Problem to solve
Your task is to copy the listing exactly, with the pictures left out.

Collected data
------------------------
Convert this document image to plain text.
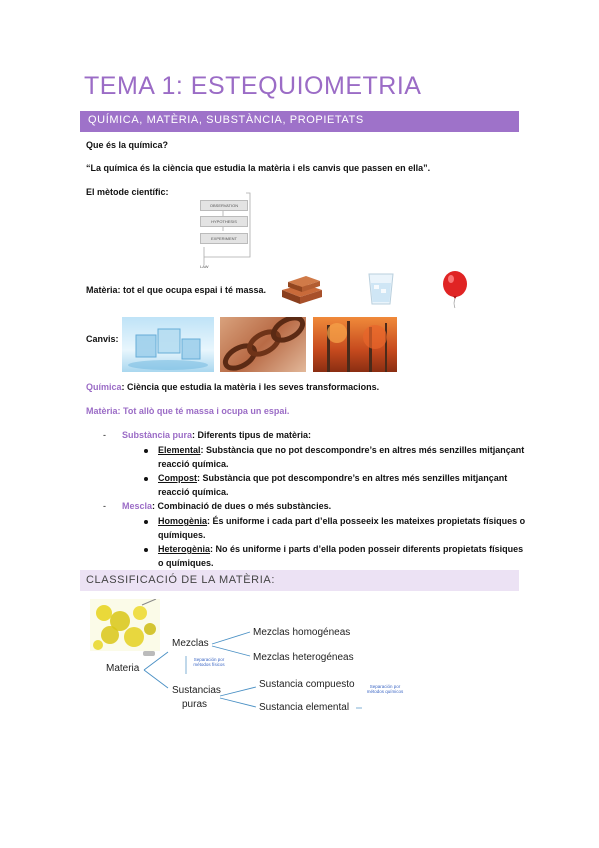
TEMA 1: ESTEQUIOMETRIA
QUÍMICA, MATÈRIA, SUBSTÀNCIA, PROPIETATS
Que és la química?
“La química és la ciència que estudia la matèria i els canvis que passen en ella”.
El mètode científic:
OBSERVATION
HYPOTHESIS
EXPERIMENT
LAW
Matèria: tot el que ocupa espai i té massa.
Canvis:
Química: Ciència que estudia la matèria i les seves transformacions.
Matèria: Tot allò que té massa i ocupa un espai.
- Substància pura: Diferents tipus de matèria:
Elemental: Substància que no pot descompondre’s en altres més senzilles mitjançant
reacció química.
Compost: Substància que pot descompondre’s en altres més senzilles mitjançant
reacció química.
- Mescla: Combinació de dues o més substàncies.
Homogènia: És uniforme i cada part d’ella posseeix les mateixes propietats físiques o
químiques.
Heterogènia: No és uniforme i parts d’ella poden posseir diferents propietats físiques
o químiques.
CLASSIFICACIÓ DE LA MATÈRIA:
Materia
Mezclas
Sustancias
puras
Mezclas homogéneas
Mezclas heterogéneas
Sustancia compuesto
Sustancia elemental
Separación por métodos físicos
Separación por métodos químicos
------------------------
Answer to this exercise
Convert this document image to plain text.
TEMA 1: ESTEQUIOMETRIA
QUÍMICA, MATÈRIA, SUBSTÀNCIA, PROPIETATS
Que és la química?
“La química és la ciència que estudia la matèria i els canvis que passen en ella”.
El mètode científic:
OBSERVATION
HYPOTHESIS
EXPERIMENT
LAW
Matèria: tot el que ocupa espai i té massa.
Canvis:
Química: Ciència que estudia la matèria i les seves transformacions.
Matèria: Tot allò que té massa i ocupa un espai.
- Substància pura: Diferents tipus de matèria:
Elemental: Substància que no pot descompondre’s en altres més senzilles mitjançant
reacció química.
Compost: Substància que pot descompondre’s en altres més senzilles mitjançant
reacció química.
- Mescla: Combinació de dues o més substàncies.
Homogènia: És uniforme i cada part d’ella posseeix les mateixes propietats físiques o
químiques.
Heterogènia: No és uniforme i parts d’ella poden posseir diferents propietats físiques
o químiques.
CLASSIFICACIÓ DE LA MATÈRIA:
Materia
Mezclas
Sustancias
puras
Mezclas homogéneas
Mezclas heterogéneas
Sustancia compuesto
Sustancia elemental
Separación por métodos físicos
Separación por métodos químicos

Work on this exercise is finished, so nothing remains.